| Written exercise |
All lines in which the word "this" occurs are to be extracted.

| Data lines |
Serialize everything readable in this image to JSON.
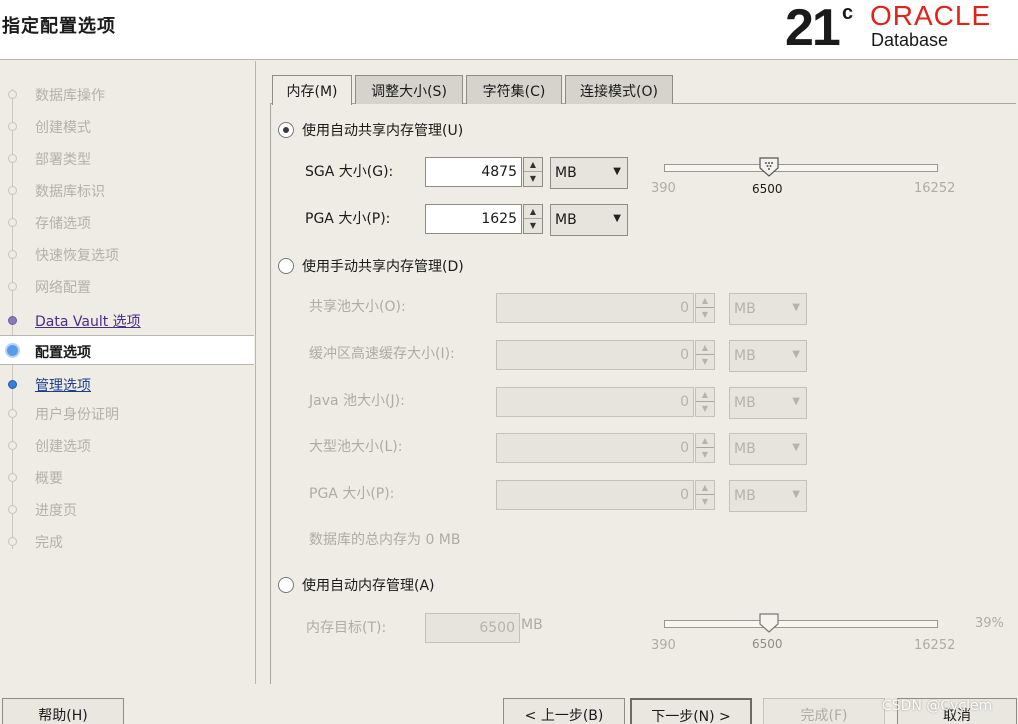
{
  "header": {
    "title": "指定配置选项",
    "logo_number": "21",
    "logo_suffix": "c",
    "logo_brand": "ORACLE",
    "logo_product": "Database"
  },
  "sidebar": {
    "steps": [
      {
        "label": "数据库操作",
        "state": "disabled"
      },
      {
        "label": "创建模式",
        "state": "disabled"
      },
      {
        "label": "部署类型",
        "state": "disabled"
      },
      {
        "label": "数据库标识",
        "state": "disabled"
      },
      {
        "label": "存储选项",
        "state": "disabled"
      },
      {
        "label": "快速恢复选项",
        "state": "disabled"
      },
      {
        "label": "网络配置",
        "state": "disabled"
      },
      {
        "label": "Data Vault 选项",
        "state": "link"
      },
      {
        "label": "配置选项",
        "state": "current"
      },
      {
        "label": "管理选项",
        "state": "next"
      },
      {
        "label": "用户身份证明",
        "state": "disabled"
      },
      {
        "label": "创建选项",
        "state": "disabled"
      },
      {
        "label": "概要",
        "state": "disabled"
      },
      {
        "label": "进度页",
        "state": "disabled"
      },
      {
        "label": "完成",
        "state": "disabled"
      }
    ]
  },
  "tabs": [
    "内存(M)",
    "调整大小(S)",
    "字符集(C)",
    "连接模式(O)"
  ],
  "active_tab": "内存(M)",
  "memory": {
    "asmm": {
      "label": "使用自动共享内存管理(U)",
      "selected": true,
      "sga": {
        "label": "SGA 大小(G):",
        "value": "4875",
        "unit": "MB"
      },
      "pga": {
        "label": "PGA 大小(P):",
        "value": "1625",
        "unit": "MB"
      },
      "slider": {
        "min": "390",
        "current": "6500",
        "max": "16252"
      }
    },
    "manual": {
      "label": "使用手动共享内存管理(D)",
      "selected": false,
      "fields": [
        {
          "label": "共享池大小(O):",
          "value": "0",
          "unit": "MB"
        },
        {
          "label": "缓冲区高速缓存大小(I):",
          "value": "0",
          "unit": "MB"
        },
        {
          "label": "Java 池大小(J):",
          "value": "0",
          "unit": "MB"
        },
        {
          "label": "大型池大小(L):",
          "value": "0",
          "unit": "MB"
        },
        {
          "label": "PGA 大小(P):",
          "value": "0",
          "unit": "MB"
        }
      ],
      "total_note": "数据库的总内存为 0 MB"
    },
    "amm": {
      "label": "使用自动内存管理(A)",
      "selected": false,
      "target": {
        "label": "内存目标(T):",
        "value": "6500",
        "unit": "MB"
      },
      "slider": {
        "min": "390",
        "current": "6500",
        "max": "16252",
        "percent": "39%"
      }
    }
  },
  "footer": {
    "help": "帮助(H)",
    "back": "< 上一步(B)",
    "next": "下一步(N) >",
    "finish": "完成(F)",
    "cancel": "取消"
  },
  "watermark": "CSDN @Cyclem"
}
==
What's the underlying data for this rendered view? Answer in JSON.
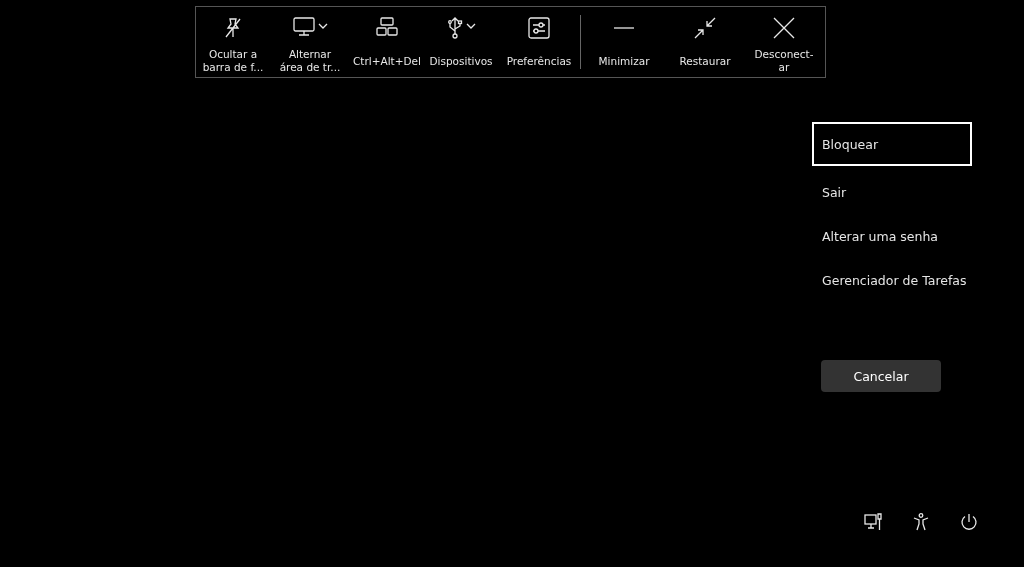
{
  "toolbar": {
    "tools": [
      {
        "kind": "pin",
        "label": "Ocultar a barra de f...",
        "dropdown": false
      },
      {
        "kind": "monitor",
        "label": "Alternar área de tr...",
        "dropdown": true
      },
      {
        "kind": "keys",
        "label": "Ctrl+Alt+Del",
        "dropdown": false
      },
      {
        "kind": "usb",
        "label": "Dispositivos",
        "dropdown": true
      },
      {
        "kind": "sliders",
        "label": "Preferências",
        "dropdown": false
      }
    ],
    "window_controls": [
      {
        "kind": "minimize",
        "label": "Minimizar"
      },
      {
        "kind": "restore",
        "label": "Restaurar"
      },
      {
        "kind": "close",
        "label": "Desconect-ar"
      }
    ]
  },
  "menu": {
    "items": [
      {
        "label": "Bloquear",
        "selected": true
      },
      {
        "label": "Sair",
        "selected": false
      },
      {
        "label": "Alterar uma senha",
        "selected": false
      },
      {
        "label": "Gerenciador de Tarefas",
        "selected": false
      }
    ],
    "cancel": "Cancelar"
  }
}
---
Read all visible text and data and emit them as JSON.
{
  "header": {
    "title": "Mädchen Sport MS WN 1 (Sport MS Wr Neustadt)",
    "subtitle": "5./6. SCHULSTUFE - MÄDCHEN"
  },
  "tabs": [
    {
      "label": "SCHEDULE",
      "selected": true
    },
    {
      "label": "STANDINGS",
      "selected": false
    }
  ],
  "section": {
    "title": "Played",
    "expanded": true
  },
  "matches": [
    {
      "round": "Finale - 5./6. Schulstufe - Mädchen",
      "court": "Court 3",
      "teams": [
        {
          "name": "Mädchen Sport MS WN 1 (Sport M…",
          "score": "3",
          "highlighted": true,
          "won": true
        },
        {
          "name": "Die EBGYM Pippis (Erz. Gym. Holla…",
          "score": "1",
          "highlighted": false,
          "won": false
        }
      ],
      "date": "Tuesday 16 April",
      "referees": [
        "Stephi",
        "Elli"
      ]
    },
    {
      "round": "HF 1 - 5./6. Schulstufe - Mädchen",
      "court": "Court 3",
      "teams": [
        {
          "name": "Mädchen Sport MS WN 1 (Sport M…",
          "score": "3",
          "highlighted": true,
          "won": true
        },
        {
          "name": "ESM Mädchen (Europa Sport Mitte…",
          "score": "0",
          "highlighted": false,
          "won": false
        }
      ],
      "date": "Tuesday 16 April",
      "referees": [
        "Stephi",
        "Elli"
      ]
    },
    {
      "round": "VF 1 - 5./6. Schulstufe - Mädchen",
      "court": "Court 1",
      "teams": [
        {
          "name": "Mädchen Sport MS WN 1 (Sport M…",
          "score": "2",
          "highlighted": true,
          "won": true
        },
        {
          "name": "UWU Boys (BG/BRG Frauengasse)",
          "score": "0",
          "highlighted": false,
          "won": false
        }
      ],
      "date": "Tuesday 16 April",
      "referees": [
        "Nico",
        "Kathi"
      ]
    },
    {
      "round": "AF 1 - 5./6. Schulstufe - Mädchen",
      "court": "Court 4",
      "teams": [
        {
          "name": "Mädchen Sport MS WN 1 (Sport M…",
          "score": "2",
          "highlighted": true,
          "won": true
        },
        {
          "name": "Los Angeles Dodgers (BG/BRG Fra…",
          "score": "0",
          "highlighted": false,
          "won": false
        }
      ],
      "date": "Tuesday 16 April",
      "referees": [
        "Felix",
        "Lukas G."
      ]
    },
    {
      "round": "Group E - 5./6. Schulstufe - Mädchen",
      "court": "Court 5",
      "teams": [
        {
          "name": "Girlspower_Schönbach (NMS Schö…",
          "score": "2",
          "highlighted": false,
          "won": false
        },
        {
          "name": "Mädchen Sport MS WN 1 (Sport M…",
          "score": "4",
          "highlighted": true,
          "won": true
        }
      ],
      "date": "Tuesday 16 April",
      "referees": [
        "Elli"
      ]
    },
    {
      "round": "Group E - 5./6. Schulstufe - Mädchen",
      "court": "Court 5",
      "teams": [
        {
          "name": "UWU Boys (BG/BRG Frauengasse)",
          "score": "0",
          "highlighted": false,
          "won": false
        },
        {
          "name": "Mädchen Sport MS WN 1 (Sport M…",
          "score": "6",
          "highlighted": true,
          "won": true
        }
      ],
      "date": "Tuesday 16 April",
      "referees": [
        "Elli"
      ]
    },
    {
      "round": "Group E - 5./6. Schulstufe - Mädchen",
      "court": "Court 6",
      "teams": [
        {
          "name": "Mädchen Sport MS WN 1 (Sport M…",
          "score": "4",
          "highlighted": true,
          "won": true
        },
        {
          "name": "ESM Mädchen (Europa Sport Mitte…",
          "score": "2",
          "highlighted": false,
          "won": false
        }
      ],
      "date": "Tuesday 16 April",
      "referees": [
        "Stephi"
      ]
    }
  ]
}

| Finished exercise |
Serialize everything readable in this image to JSON.
What's the underlying data for this rendered view? Answer in JSON.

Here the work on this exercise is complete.